> _Goal_
Exclude images, then output the remaining data verbatim.

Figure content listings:
(begin)

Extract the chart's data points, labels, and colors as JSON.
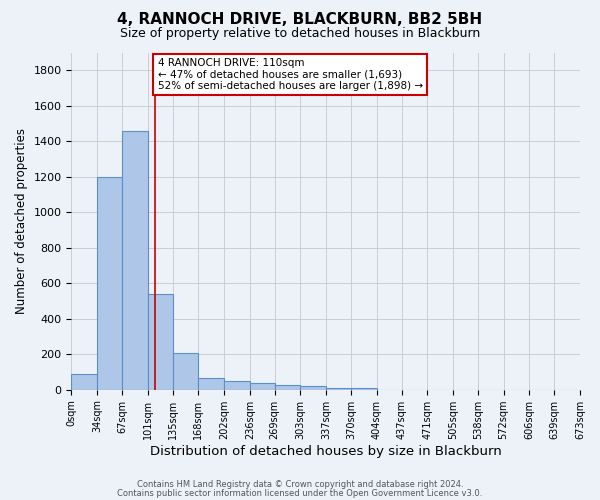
{
  "title": "4, RANNOCH DRIVE, BLACKBURN, BB2 5BH",
  "subtitle": "Size of property relative to detached houses in Blackburn",
  "xlabel": "Distribution of detached houses by size in Blackburn",
  "ylabel": "Number of detached properties",
  "bin_edges": [
    0,
    34,
    67,
    101,
    135,
    168,
    202,
    236,
    269,
    303,
    337,
    370,
    404,
    437,
    471,
    505,
    538,
    572,
    606,
    639,
    673
  ],
  "bar_heights": [
    90,
    1200,
    1460,
    540,
    205,
    65,
    50,
    40,
    28,
    20,
    10,
    8,
    0,
    0,
    0,
    0,
    0,
    0,
    0,
    0
  ],
  "bar_color": "#aec6e8",
  "bar_edge_color": "#5b8fc9",
  "bg_color": "#edf2f9",
  "grid_color": "#c8c8c8",
  "property_size": 110,
  "vline_color": "#cc0000",
  "annotation_text": "4 RANNOCH DRIVE: 110sqm\n← 47% of detached houses are smaller (1,693)\n52% of semi-detached houses are larger (1,898) →",
  "annotation_box_color": "#ffffff",
  "annotation_border_color": "#cc0000",
  "footer_line1": "Contains HM Land Registry data © Crown copyright and database right 2024.",
  "footer_line2": "Contains public sector information licensed under the Open Government Licence v3.0.",
  "tick_labels": [
    "0sqm",
    "34sqm",
    "67sqm",
    "101sqm",
    "135sqm",
    "168sqm",
    "202sqm",
    "236sqm",
    "269sqm",
    "303sqm",
    "337sqm",
    "370sqm",
    "404sqm",
    "437sqm",
    "471sqm",
    "505sqm",
    "538sqm",
    "572sqm",
    "606sqm",
    "639sqm",
    "673sqm"
  ],
  "ylim": [
    0,
    1900
  ],
  "yticks": [
    0,
    200,
    400,
    600,
    800,
    1000,
    1200,
    1400,
    1600,
    1800
  ],
  "title_fontsize": 11,
  "subtitle_fontsize": 9,
  "ylabel_fontsize": 8.5,
  "xlabel_fontsize": 9.5,
  "tick_fontsize": 7,
  "annot_fontsize": 7.5,
  "footer_fontsize": 6
}
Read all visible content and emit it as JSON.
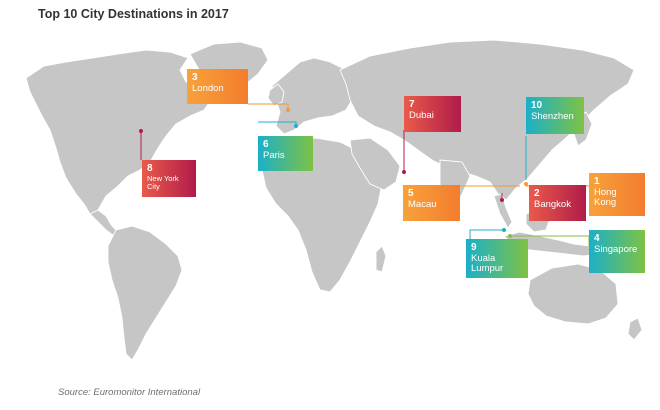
{
  "title": "Top 10 City Destinations in 2017",
  "source": "Source: Euromonitor International",
  "colors": {
    "land": "#c6c6c6",
    "orange": "#f7a23b",
    "rose": "#b01c4a",
    "teal": "#1bb0c8",
    "green": "#7ec244"
  },
  "destinations": [
    {
      "rank": "1",
      "city": "Hong Kong"
    },
    {
      "rank": "2",
      "city": "Bangkok"
    },
    {
      "rank": "3",
      "city": "London"
    },
    {
      "rank": "4",
      "city": "Singapore"
    },
    {
      "rank": "5",
      "city": "Macau"
    },
    {
      "rank": "6",
      "city": "Paris"
    },
    {
      "rank": "7",
      "city": "Dubai"
    },
    {
      "rank": "8",
      "city": "New York City"
    },
    {
      "rank": "9",
      "city": "Kuala Lumpur"
    },
    {
      "rank": "10",
      "city": "Shenzhen"
    }
  ]
}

(end)

> _Exercise response_
Extract the chart's data points, labels, and colors as JSON.
{
  "title": "4, RANNOCH DRIVE, BLACKBURN, BB2 5BH",
  "subtitle": "Size of property relative to detached houses in Blackburn",
  "xlabel": "Distribution of detached houses by size in Blackburn",
  "ylabel": "Number of detached properties",
  "bin_edges": [
    0,
    34,
    67,
    101,
    135,
    168,
    202,
    236,
    269,
    303,
    337,
    370,
    404,
    437,
    471,
    505,
    538,
    572,
    606,
    639,
    673
  ],
  "bar_heights": [
    90,
    1200,
    1460,
    540,
    205,
    65,
    50,
    40,
    28,
    20,
    10,
    8,
    0,
    0,
    0,
    0,
    0,
    0,
    0,
    0
  ],
  "bar_color": "#aec6e8",
  "bar_edge_color": "#5b8fc9",
  "bg_color": "#edf2f9",
  "grid_color": "#c8c8c8",
  "property_size": 110,
  "vline_color": "#cc0000",
  "annotation_text": "4 RANNOCH DRIVE: 110sqm\n← 47% of detached houses are smaller (1,693)\n52% of semi-detached houses are larger (1,898) →",
  "annotation_box_color": "#ffffff",
  "annotation_border_color": "#cc0000",
  "footer_line1": "Contains HM Land Registry data © Crown copyright and database right 2024.",
  "footer_line2": "Contains public sector information licensed under the Open Government Licence v3.0.",
  "tick_labels": [
    "0sqm",
    "34sqm",
    "67sqm",
    "101sqm",
    "135sqm",
    "168sqm",
    "202sqm",
    "236sqm",
    "269sqm",
    "303sqm",
    "337sqm",
    "370sqm",
    "404sqm",
    "437sqm",
    "471sqm",
    "505sqm",
    "538sqm",
    "572sqm",
    "606sqm",
    "639sqm",
    "673sqm"
  ],
  "ylim": [
    0,
    1900
  ],
  "yticks": [
    0,
    200,
    400,
    600,
    800,
    1000,
    1200,
    1400,
    1600,
    1800
  ],
  "title_fontsize": 11,
  "subtitle_fontsize": 9,
  "ylabel_fontsize": 8.5,
  "xlabel_fontsize": 9.5,
  "tick_fontsize": 7,
  "annot_fontsize": 7.5,
  "footer_fontsize": 6
}
Read all visible content and emit it as JSON.
{
  "title": "Top 10 City Destinations in 2017",
  "source": "Source: Euromonitor International",
  "colors": {
    "land": "#c6c6c6",
    "orange": "#f7a23b",
    "rose": "#b01c4a",
    "teal": "#1bb0c8",
    "green": "#7ec244"
  },
  "destinations": [
    {
      "rank": "1",
      "city": "Hong Kong"
    },
    {
      "rank": "2",
      "city": "Bangkok"
    },
    {
      "rank": "3",
      "city": "London"
    },
    {
      "rank": "4",
      "city": "Singapore"
    },
    {
      "rank": "5",
      "city": "Macau"
    },
    {
      "rank": "6",
      "city": "Paris"
    },
    {
      "rank": "7",
      "city": "Dubai"
    },
    {
      "rank": "8",
      "city": "New York City"
    },
    {
      "rank": "9",
      "city": "Kuala Lumpur"
    },
    {
      "rank": "10",
      "city": "Shenzhen"
    }
  ]
}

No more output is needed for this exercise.